▸ **Problem to work on**:
Please say how many lines of the listing hold "value", with no other words in the answer.

▸ **Data excerpts**:
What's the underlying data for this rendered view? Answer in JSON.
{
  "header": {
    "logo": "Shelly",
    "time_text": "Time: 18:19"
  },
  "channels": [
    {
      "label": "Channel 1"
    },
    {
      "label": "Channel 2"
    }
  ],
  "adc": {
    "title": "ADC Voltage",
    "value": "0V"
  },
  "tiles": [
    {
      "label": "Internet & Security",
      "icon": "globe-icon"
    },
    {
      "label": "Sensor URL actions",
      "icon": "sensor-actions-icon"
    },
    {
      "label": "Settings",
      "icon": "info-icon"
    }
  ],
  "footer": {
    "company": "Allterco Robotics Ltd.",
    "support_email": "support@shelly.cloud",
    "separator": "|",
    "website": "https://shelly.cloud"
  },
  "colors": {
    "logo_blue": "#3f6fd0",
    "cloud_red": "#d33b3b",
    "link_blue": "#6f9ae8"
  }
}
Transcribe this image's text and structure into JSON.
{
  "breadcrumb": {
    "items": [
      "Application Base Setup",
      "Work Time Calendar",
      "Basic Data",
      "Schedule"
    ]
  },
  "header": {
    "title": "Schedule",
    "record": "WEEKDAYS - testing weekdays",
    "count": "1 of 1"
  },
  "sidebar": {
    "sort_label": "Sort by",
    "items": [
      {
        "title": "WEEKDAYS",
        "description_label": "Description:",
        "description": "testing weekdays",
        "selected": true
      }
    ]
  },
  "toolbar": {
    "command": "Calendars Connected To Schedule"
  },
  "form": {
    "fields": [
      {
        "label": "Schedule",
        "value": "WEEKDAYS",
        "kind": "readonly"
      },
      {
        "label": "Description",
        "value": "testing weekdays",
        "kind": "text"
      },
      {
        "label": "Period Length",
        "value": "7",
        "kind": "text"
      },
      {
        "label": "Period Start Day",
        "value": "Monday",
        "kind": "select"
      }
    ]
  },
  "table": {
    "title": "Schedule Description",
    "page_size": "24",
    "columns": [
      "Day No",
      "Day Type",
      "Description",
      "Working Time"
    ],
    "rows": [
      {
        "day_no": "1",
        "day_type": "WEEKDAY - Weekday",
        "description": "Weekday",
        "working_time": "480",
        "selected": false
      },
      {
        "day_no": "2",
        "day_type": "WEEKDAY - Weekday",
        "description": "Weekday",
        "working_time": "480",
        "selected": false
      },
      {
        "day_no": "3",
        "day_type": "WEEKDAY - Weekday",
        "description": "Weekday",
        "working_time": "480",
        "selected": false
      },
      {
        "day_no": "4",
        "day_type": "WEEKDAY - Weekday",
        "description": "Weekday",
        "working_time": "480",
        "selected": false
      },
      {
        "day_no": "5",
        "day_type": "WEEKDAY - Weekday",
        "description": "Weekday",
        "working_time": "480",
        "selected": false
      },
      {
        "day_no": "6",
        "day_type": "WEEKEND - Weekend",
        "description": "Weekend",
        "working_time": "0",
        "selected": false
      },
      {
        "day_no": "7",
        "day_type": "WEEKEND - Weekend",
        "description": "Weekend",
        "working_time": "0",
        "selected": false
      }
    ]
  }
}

▸ **The answer**:
5